### [Written exercise]
Repeat each record exactly. Any picture gets left out.

## begin Dataset content

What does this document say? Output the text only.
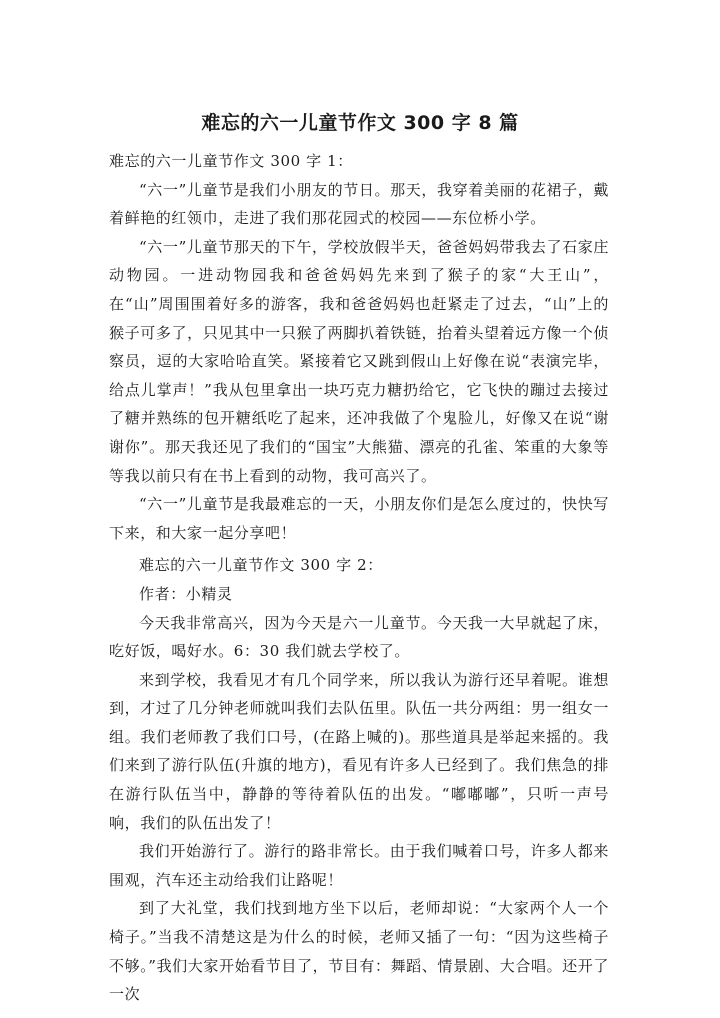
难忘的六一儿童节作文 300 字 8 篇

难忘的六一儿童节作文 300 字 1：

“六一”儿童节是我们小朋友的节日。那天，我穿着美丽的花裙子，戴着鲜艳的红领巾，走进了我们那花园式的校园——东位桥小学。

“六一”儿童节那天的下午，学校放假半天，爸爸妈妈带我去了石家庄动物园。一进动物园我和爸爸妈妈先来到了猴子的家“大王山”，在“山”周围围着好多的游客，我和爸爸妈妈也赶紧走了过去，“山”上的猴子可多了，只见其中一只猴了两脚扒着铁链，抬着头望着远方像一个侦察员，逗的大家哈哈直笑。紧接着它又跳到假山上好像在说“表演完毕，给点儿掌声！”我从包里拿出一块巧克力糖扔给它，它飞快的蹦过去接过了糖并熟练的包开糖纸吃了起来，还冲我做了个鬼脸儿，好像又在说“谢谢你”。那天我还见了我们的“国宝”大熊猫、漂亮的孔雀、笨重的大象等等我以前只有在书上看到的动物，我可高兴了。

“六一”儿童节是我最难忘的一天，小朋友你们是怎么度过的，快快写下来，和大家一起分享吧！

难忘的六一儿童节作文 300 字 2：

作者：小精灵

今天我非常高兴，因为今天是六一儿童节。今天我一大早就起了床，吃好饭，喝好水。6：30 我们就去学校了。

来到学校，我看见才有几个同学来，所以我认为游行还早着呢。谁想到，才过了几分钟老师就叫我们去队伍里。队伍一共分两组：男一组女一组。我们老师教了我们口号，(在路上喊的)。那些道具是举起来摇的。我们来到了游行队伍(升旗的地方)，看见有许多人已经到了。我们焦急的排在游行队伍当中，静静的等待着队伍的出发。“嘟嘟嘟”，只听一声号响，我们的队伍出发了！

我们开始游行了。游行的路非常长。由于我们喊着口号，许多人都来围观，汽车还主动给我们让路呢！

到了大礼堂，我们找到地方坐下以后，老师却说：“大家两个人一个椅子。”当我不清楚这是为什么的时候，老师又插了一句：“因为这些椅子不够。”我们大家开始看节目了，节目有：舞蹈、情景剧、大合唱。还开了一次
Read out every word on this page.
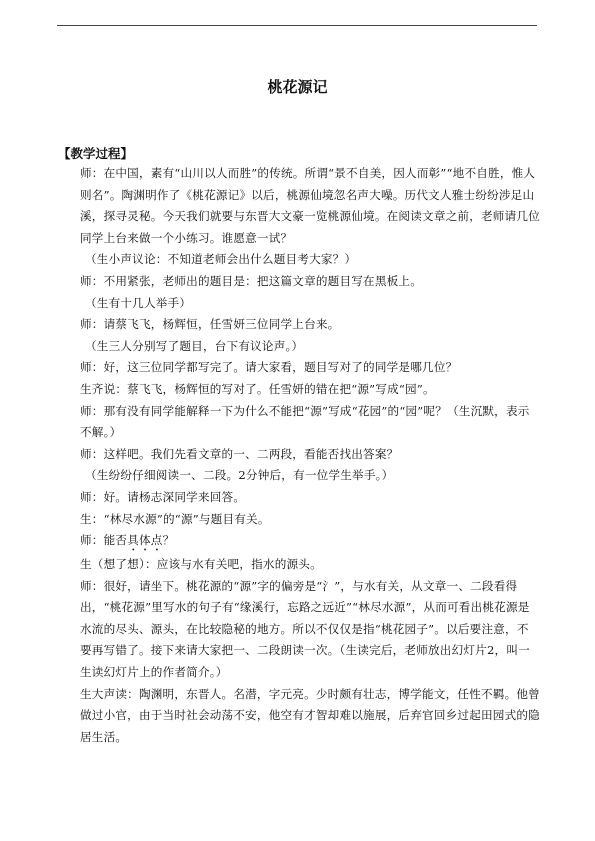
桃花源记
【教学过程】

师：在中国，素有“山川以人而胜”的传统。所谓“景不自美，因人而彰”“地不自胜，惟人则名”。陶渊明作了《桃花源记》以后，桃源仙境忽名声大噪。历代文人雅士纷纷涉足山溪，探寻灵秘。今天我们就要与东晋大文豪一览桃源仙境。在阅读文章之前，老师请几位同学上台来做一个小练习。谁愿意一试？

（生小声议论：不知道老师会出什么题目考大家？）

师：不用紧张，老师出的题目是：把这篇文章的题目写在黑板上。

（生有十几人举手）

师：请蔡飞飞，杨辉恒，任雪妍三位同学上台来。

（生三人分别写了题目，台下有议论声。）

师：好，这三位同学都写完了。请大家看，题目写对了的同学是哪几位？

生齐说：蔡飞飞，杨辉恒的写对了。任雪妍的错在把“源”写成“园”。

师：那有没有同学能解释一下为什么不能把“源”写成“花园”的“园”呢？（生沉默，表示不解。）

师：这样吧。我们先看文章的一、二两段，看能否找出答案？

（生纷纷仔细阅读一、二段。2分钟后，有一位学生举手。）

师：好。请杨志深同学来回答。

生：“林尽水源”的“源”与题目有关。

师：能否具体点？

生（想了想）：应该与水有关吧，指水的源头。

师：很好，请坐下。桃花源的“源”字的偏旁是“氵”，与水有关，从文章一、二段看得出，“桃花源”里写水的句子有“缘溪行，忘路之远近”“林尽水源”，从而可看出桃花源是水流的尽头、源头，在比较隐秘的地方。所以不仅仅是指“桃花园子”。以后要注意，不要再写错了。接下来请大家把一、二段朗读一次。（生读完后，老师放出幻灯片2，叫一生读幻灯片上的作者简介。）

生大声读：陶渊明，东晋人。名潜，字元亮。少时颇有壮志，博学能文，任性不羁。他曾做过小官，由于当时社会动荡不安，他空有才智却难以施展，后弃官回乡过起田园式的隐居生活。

## end Dataset content

### [Answer to this problem]
What does this document say? Output the text only.
难忘的六一儿童节作文 300 字 8 篇

难忘的六一儿童节作文 300 字 1：

“六一”儿童节是我们小朋友的节日。那天，我穿着美丽的花裙子，戴着鲜艳的红领巾，走进了我们那花园式的校园——东位桥小学。

“六一”儿童节那天的下午，学校放假半天，爸爸妈妈带我去了石家庄动物园。一进动物园我和爸爸妈妈先来到了猴子的家“大王山”，在“山”周围围着好多的游客，我和爸爸妈妈也赶紧走了过去，“山”上的猴子可多了，只见其中一只猴了两脚扒着铁链，抬着头望着远方像一个侦察员，逗的大家哈哈直笑。紧接着它又跳到假山上好像在说“表演完毕，给点儿掌声！”我从包里拿出一块巧克力糖扔给它，它飞快的蹦过去接过了糖并熟练的包开糖纸吃了起来，还冲我做了个鬼脸儿，好像又在说“谢谢你”。那天我还见了我们的“国宝”大熊猫、漂亮的孔雀、笨重的大象等等我以前只有在书上看到的动物，我可高兴了。

“六一”儿童节是我最难忘的一天，小朋友你们是怎么度过的，快快写下来，和大家一起分享吧！

难忘的六一儿童节作文 300 字 2：

作者：小精灵

今天我非常高兴，因为今天是六一儿童节。今天我一大早就起了床，吃好饭，喝好水。6：30 我们就去学校了。

来到学校，我看见才有几个同学来，所以我认为游行还早着呢。谁想到，才过了几分钟老师就叫我们去队伍里。队伍一共分两组：男一组女一组。我们老师教了我们口号，(在路上喊的)。那些道具是举起来摇的。我们来到了游行队伍(升旗的地方)，看见有许多人已经到了。我们焦急的排在游行队伍当中，静静的等待着队伍的出发。“嘟嘟嘟”，只听一声号响，我们的队伍出发了！

我们开始游行了。游行的路非常长。由于我们喊着口号，许多人都来围观，汽车还主动给我们让路呢！

到了大礼堂，我们找到地方坐下以后，老师却说：“大家两个人一个椅子。”当我不清楚这是为什么的时候，老师又插了一句：“因为这些椅子不够。”我们大家开始看节目了，节目有：舞蹈、情景剧、大合唱。还开了一次
Read out every word on this page.
桃花源记
【教学过程】

师：在中国，素有“山川以人而胜”的传统。所谓“景不自美，因人而彰”“地不自胜，惟人则名”。陶渊明作了《桃花源记》以后，桃源仙境忽名声大噪。历代文人雅士纷纷涉足山溪，探寻灵秘。今天我们就要与东晋大文豪一览桃源仙境。在阅读文章之前，老师请几位同学上台来做一个小练习。谁愿意一试？

（生小声议论：不知道老师会出什么题目考大家？）

师：不用紧张，老师出的题目是：把这篇文章的题目写在黑板上。

（生有十几人举手）

师：请蔡飞飞，杨辉恒，任雪妍三位同学上台来。

（生三人分别写了题目，台下有议论声。）

师：好，这三位同学都写完了。请大家看，题目写对了的同学是哪几位？

生齐说：蔡飞飞，杨辉恒的写对了。任雪妍的错在把“源”写成“园”。

师：那有没有同学能解释一下为什么不能把“源”写成“花园”的“园”呢？（生沉默，表示不解。）

师：这样吧。我们先看文章的一、二两段，看能否找出答案？

（生纷纷仔细阅读一、二段。2分钟后，有一位学生举手。）

师：好。请杨志深同学来回答。

生：“林尽水源”的“源”与题目有关。

师：能否具体点？

生（想了想）：应该与水有关吧，指水的源头。

师：很好，请坐下。桃花源的“源”字的偏旁是“氵”，与水有关，从文章一、二段看得出，“桃花源”里写水的句子有“缘溪行，忘路之远近”“林尽水源”，从而可看出桃花源是水流的尽头、源头，在比较隐秘的地方。所以不仅仅是指“桃花园子”。以后要注意，不要再写错了。接下来请大家把一、二段朗读一次。（生读完后，老师放出幻灯片2，叫一生读幻灯片上的作者简介。）

生大声读：陶渊明，东晋人。名潜，字元亮。少时颇有壮志，博学能文，任性不羁。他曾做过小官，由于当时社会动荡不安，他空有才智却难以施展，后弃官回乡过起田园式的隐居生活。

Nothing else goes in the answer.